### Work to be completed
Convert the lines from the line with "What elements are" to the line with "bar-telco-4q14 bbox=[388, 82, 396, 371]" into a two-column CSV with the header instruction,response. Give one row for each pairing of an instruction with its reply, put each in a single quoted field with line breaks replaced by spaces, and omit the pictures.

### Data in this exercise
■ ■ ■ ■ ■ ■ ■

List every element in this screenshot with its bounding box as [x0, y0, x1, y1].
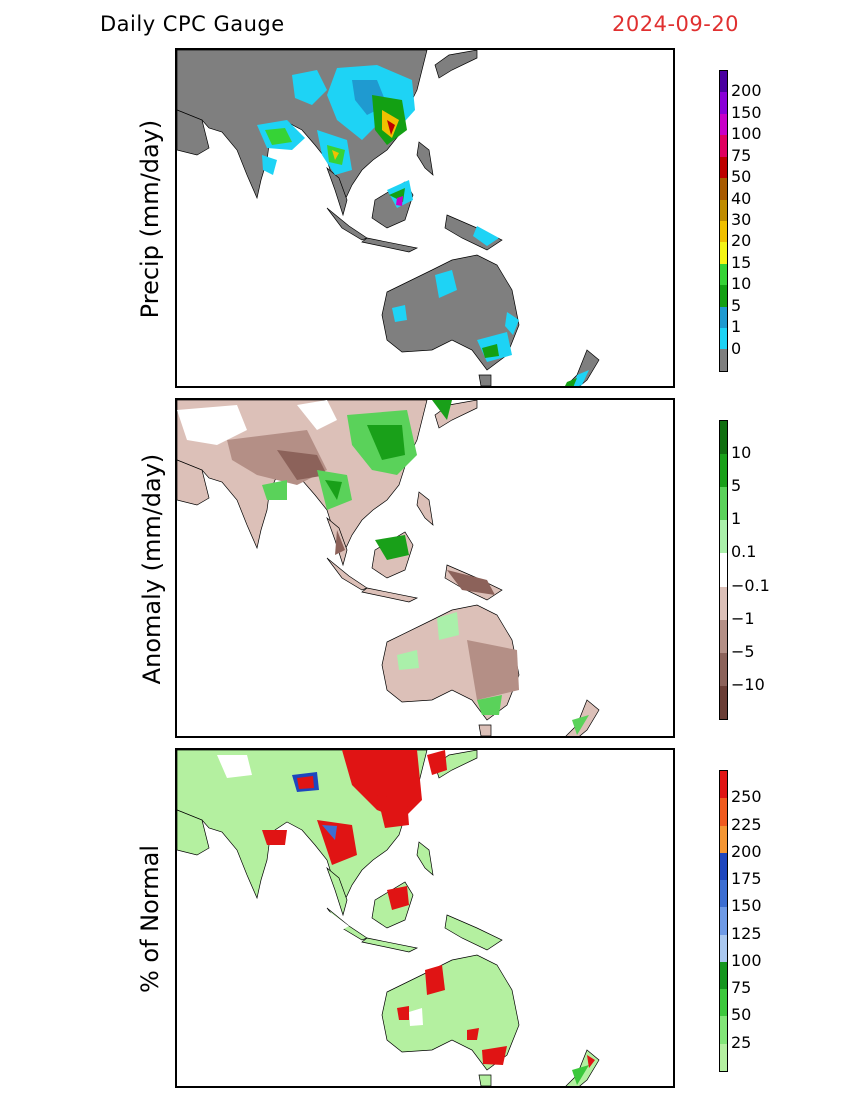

■ ■ ■ ■ ■ ■ ■

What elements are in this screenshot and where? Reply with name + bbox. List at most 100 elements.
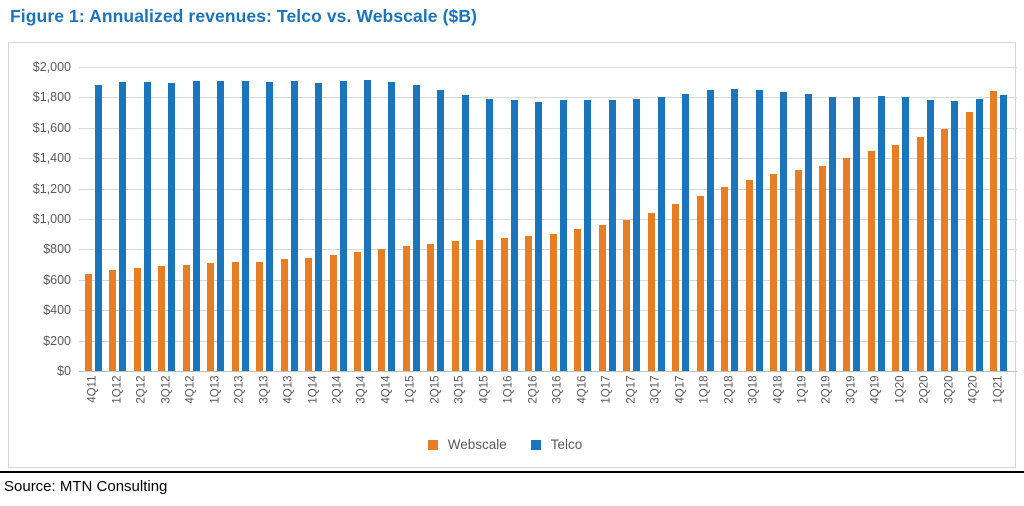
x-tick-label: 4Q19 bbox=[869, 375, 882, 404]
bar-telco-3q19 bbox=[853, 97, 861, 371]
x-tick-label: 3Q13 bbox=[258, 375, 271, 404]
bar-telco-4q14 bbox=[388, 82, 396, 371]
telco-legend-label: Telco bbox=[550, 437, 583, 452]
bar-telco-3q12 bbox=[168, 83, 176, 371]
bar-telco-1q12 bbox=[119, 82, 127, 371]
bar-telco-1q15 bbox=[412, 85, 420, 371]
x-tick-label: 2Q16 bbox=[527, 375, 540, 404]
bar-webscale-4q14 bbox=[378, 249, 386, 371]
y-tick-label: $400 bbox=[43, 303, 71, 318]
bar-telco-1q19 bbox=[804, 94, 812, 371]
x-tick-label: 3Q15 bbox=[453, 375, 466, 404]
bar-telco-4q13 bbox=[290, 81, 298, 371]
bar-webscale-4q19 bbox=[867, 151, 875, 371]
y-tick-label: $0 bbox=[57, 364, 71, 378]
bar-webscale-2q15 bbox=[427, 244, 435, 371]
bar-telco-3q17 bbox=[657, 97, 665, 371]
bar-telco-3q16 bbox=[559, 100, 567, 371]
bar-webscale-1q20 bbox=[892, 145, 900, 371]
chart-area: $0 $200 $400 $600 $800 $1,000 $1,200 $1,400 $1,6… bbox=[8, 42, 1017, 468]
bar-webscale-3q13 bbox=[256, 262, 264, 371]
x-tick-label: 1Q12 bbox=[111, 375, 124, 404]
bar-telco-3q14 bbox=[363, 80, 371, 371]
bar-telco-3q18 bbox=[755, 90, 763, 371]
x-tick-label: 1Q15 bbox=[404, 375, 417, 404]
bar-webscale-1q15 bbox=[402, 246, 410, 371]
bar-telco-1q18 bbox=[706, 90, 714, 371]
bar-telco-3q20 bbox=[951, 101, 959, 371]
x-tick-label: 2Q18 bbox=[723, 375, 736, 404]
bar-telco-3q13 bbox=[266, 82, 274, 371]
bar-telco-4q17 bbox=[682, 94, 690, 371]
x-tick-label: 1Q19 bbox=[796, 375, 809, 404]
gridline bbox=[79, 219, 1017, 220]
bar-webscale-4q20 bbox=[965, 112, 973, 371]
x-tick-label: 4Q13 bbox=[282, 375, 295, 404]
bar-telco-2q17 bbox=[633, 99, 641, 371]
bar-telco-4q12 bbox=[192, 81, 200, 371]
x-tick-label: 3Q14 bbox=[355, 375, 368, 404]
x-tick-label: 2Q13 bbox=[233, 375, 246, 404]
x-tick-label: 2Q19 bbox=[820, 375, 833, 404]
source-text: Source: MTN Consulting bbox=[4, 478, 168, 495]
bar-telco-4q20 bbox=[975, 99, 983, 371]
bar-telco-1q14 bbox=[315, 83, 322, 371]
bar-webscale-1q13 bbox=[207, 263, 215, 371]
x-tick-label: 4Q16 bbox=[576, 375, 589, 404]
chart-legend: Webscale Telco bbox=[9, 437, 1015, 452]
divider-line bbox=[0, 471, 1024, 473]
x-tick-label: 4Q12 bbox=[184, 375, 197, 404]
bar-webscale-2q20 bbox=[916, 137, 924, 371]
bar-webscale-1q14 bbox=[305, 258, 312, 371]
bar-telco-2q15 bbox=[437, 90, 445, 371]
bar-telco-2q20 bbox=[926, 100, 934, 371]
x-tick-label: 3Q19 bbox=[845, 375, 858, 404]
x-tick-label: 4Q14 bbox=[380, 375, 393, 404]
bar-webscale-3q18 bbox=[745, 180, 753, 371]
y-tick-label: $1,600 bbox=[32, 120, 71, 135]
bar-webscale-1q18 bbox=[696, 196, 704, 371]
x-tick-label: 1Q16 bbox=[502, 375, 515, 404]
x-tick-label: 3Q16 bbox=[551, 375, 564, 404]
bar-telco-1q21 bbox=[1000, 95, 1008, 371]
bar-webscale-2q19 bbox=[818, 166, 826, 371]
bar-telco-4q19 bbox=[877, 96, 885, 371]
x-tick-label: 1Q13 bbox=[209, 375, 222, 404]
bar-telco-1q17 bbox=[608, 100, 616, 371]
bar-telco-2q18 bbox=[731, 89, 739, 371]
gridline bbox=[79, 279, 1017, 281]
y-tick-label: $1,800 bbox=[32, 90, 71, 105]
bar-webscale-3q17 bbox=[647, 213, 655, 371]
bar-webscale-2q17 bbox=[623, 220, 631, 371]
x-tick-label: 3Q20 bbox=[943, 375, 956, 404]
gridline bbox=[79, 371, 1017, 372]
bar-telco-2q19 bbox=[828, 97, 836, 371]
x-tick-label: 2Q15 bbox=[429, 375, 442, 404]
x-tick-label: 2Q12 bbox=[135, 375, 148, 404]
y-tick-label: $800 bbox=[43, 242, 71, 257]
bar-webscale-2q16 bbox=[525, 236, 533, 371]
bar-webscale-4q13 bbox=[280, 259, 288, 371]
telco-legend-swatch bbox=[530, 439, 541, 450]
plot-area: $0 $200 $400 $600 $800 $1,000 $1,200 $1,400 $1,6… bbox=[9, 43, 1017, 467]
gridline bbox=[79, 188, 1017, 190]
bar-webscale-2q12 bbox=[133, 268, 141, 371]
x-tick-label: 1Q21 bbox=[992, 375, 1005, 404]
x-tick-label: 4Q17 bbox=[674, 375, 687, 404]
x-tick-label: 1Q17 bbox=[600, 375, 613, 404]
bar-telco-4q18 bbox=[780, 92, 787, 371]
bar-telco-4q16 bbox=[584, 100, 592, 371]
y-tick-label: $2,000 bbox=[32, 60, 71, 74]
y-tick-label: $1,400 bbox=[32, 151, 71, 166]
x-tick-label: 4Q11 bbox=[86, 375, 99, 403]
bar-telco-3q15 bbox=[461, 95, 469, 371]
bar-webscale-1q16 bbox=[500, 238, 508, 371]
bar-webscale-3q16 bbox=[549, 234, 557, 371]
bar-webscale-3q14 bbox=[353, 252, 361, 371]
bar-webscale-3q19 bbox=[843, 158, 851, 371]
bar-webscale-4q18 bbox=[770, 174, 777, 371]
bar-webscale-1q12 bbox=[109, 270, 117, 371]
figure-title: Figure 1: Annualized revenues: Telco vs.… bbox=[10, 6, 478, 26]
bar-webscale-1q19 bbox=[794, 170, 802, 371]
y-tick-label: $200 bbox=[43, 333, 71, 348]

■ ■ ■ ■ ■ ■ ■

### Full response
instruction,response
"What elements are in this screenshot and where? Reply with name + bbox. List at most 100 elements.","x-tick-label: 4Q19 bbox=[869, 375, 882, 404] bar-telco-3q19 bbox=[853, 97, 861, 371] x-tick-label: 3Q13 bbox=[258, 375, 271, 404] bar-telco-4q14 bbox=[388, 82, 396, 371]"